[Collection entries]
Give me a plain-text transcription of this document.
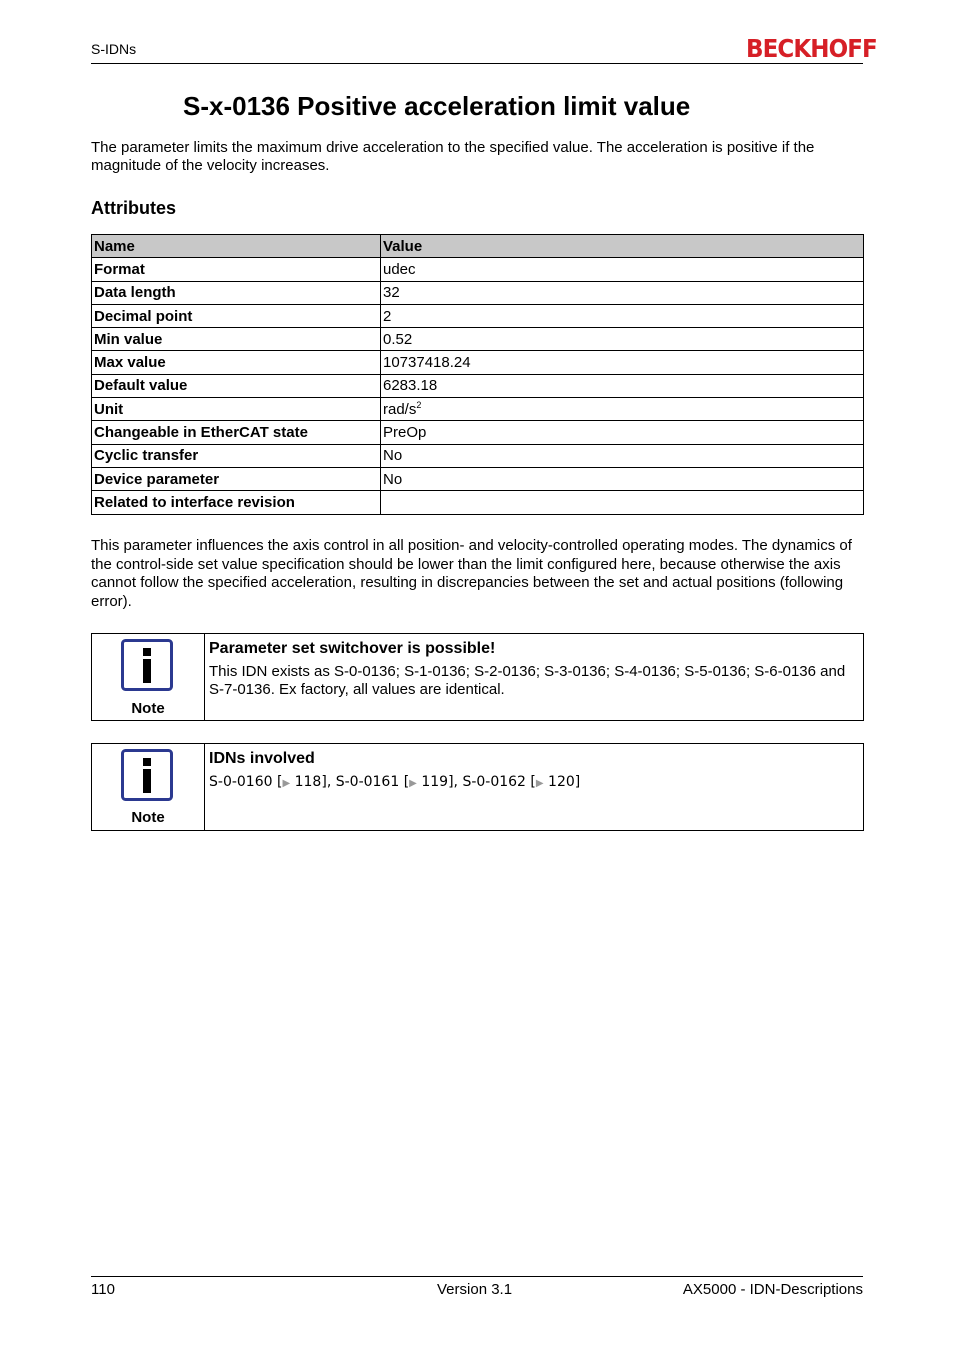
S-IDNs	BECKHOFF
S-x-0136 Positive acceleration limit value

The parameter limits the maximum drive acceleration to the specified value. The acceleration is positive if the magnitude of the velocity increases.

Attributes
Name	Value
Format	udec
Data length	32
Decimal point	2
Min value	0.52
Max value	10737418.24
Default value	6283.18
Unit	rad/$s^2$
Changeable in EtherCAT state	PreOp
Cyclic transfer	No
Device parameter	No
Related to interface revision	

This parameter influences the axis control in all position- and velocity-controlled operating modes. The dynamics of the control-side set value specification should be lower than the limit configured here, because otherwise the axis cannot follow the specified acceleration, resulting in discrepancies between the set and actual positions (following error).

Note

Parameter set switchover is possible!

This IDN exists as S-0-0136; S-1-0136; S-2-0136; S-3-0136; S-4-0136; S-5-0136; S-6-0136 and S-7-0136. Ex factory, all values are identical.

Note

IDNs involved

S-0-0160 [▶ 118], S-0-0161 [▶ 119], S-0-0162 [▶ 120]

110	Version 3.1	AX5000 - IDN-Descriptions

(REQUIRED WORK): Identify every line where the string "acceleration" appears.

(ANSWER TO THIS PROBLEM):
S-x-0136 Positive acceleration limit value
The parameter limits the maximum drive acceleration to the specified value. The acceleration is positive if the magnitude of the velocity increases.
This parameter influences the axis control in all position- and velocity-controlled operating modes. The dynamics of the control-side set value specification should be lower than the limit configured here, because otherwise the axis cannot follow the specified acceleration, resulting in discrepancies between the set and actual positions (following error).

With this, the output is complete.